* **Directions for this task**
Filter the records below down to lines containing "hodin".
--- Records for this exercise ---
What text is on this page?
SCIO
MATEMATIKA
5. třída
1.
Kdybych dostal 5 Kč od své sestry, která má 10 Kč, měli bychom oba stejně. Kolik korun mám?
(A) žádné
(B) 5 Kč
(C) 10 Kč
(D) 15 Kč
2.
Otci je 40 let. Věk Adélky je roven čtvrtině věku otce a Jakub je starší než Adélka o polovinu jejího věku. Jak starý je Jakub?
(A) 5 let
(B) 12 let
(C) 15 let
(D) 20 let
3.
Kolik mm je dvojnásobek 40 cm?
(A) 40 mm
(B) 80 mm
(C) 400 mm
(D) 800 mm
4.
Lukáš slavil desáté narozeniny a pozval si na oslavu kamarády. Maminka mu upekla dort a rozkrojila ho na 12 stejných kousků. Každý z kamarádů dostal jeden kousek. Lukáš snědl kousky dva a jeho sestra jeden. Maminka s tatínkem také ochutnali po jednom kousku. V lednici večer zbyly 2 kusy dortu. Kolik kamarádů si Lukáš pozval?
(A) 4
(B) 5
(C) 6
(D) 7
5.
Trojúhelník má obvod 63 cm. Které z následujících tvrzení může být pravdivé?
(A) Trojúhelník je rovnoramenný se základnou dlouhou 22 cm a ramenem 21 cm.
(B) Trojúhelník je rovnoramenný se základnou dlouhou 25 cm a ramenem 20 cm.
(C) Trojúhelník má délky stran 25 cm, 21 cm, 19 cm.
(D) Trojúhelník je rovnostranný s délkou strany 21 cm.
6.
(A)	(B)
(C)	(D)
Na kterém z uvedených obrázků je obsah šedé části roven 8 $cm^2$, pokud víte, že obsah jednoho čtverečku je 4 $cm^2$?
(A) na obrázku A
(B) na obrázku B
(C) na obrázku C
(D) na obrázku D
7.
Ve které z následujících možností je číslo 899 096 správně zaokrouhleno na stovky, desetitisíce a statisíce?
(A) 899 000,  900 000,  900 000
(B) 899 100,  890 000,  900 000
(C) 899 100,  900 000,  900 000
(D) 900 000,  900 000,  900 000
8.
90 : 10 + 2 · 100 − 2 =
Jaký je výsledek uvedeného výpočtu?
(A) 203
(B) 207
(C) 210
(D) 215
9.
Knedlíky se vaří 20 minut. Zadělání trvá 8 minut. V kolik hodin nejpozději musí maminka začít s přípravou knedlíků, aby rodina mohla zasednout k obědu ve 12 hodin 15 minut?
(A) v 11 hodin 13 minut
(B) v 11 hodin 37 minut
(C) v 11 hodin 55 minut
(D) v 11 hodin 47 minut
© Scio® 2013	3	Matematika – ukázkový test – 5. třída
---
* **Full response**
Knedlíky se vaří 20 minut. Zadělání trvá 8 minut. V kolik hodin nejpozději musí maminka začít s přípravou knedlíků, aby rodina mohla zasednout k obědu ve 12 hodin 15 minut?
(A) v 11 hodin 13 minut
(B) v 11 hodin 37 minut
(C) v 11 hodin 55 minut
(D) v 11 hodin 47 minut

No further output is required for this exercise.